##### DATA SUPPLIED #####
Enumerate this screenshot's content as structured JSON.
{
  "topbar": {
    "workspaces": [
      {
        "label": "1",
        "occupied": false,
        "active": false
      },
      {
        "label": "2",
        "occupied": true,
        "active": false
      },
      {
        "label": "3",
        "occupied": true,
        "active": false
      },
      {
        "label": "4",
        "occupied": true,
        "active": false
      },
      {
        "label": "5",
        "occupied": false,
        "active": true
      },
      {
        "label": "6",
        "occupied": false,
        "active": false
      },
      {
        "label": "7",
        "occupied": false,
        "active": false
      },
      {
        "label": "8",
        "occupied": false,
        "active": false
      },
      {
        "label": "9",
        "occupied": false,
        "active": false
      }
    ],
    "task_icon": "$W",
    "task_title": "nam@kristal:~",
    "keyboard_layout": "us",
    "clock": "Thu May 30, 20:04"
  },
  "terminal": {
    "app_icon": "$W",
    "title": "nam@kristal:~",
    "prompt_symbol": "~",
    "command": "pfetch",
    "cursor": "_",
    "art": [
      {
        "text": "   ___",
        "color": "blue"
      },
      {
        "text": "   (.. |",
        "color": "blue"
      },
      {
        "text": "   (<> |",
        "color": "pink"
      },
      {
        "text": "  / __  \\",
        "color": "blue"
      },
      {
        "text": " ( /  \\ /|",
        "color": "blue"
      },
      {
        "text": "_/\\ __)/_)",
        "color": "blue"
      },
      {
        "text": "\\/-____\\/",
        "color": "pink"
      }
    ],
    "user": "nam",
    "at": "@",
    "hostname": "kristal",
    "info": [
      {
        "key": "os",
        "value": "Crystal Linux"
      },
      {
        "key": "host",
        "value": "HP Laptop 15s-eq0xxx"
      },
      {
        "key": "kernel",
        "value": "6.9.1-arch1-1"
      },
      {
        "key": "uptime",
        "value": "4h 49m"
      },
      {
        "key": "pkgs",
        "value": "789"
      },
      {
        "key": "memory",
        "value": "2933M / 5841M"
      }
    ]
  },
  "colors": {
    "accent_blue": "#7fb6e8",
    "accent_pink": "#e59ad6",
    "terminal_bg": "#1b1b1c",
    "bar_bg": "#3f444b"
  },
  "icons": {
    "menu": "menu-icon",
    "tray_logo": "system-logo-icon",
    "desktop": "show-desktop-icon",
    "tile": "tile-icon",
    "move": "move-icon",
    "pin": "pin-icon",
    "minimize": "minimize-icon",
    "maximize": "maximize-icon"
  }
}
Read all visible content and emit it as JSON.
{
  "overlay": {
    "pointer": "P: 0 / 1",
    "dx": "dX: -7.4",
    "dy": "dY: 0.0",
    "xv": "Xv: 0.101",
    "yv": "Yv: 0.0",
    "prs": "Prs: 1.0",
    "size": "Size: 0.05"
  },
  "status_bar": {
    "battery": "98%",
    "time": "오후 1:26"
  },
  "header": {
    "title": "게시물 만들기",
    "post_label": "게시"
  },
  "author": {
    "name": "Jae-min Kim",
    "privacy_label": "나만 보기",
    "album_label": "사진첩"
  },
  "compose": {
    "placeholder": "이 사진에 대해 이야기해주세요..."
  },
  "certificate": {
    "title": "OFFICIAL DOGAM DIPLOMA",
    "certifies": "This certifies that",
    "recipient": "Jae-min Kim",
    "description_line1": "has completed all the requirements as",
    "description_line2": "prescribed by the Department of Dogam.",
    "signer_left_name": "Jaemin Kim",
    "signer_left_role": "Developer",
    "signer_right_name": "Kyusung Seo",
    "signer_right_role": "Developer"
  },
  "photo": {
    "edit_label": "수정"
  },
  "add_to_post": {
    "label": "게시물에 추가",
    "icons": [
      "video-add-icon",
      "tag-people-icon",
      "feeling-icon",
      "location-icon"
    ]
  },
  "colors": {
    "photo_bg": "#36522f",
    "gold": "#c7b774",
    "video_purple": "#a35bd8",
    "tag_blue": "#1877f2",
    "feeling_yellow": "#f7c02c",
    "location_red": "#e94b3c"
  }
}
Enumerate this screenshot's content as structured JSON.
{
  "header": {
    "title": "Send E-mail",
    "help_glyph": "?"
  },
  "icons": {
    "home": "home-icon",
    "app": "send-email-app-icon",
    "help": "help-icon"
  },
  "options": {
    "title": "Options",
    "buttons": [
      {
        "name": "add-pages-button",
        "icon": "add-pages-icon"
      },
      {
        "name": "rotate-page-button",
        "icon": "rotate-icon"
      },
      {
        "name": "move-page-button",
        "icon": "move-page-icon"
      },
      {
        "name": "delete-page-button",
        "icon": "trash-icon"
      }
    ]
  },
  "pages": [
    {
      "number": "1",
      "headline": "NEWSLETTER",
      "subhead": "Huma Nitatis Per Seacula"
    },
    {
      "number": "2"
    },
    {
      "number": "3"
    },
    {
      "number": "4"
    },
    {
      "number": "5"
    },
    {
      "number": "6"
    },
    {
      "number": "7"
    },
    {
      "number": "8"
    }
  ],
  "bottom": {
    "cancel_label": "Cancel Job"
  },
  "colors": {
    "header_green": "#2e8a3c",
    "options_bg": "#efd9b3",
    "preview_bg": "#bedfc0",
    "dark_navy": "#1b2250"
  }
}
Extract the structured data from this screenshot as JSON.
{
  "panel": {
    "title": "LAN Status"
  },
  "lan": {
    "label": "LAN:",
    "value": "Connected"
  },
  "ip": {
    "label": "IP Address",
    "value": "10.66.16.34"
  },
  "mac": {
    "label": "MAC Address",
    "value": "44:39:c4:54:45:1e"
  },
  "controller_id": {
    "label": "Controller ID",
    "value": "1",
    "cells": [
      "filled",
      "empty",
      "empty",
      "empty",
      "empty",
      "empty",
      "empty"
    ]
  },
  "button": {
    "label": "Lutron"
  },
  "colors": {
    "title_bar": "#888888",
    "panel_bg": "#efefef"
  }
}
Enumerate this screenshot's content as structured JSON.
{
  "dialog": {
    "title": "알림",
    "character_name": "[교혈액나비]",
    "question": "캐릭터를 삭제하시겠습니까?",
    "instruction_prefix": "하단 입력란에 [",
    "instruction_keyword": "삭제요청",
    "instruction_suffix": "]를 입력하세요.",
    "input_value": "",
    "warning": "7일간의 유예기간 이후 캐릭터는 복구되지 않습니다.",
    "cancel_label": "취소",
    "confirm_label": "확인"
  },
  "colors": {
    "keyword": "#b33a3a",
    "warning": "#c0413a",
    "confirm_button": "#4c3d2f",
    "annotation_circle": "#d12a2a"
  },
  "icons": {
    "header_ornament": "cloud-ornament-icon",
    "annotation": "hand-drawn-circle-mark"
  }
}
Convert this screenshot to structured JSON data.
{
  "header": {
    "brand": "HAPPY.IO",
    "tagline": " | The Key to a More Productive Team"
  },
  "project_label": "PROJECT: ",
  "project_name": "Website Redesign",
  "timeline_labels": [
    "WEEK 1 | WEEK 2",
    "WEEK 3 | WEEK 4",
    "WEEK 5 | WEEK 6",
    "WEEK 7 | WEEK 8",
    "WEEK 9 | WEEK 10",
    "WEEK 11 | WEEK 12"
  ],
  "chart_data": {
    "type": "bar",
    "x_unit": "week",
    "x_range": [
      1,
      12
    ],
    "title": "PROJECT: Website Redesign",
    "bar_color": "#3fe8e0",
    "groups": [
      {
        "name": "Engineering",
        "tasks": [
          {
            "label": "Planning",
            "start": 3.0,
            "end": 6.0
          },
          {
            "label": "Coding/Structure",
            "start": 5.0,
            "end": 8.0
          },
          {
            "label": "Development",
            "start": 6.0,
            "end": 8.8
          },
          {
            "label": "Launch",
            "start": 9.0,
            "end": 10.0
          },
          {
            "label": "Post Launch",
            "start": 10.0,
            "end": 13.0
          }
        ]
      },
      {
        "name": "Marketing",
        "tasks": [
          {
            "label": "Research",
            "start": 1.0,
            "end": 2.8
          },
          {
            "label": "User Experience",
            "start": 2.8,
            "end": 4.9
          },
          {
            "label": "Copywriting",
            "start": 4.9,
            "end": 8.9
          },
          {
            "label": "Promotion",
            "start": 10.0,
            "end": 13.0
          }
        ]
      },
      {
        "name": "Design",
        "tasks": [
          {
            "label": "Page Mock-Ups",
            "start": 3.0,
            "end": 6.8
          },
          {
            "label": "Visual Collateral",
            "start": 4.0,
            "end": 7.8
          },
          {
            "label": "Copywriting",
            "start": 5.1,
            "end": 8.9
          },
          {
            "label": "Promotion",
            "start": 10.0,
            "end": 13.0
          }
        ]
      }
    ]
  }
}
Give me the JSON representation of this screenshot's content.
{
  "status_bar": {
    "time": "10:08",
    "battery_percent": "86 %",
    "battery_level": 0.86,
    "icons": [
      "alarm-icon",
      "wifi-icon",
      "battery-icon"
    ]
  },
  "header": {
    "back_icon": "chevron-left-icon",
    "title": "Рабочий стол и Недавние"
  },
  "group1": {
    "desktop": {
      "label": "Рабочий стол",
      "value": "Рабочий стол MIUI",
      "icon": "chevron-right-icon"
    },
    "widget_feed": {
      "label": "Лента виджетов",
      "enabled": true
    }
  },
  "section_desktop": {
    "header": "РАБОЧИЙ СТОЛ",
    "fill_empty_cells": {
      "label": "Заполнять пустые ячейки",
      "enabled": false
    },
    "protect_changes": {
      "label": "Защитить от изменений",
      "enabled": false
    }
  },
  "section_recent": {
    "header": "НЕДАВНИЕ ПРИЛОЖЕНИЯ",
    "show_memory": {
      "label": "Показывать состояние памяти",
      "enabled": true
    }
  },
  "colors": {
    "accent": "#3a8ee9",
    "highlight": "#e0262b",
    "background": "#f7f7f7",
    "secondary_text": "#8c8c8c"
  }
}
#####
* _EXERCISE REQUIREMENTS_
Pick out the lines that contain "chevron" and copy them.

* _THE REPLY_
    "back_icon": "chevron-left-icon",
      "icon": "chevron-right-icon"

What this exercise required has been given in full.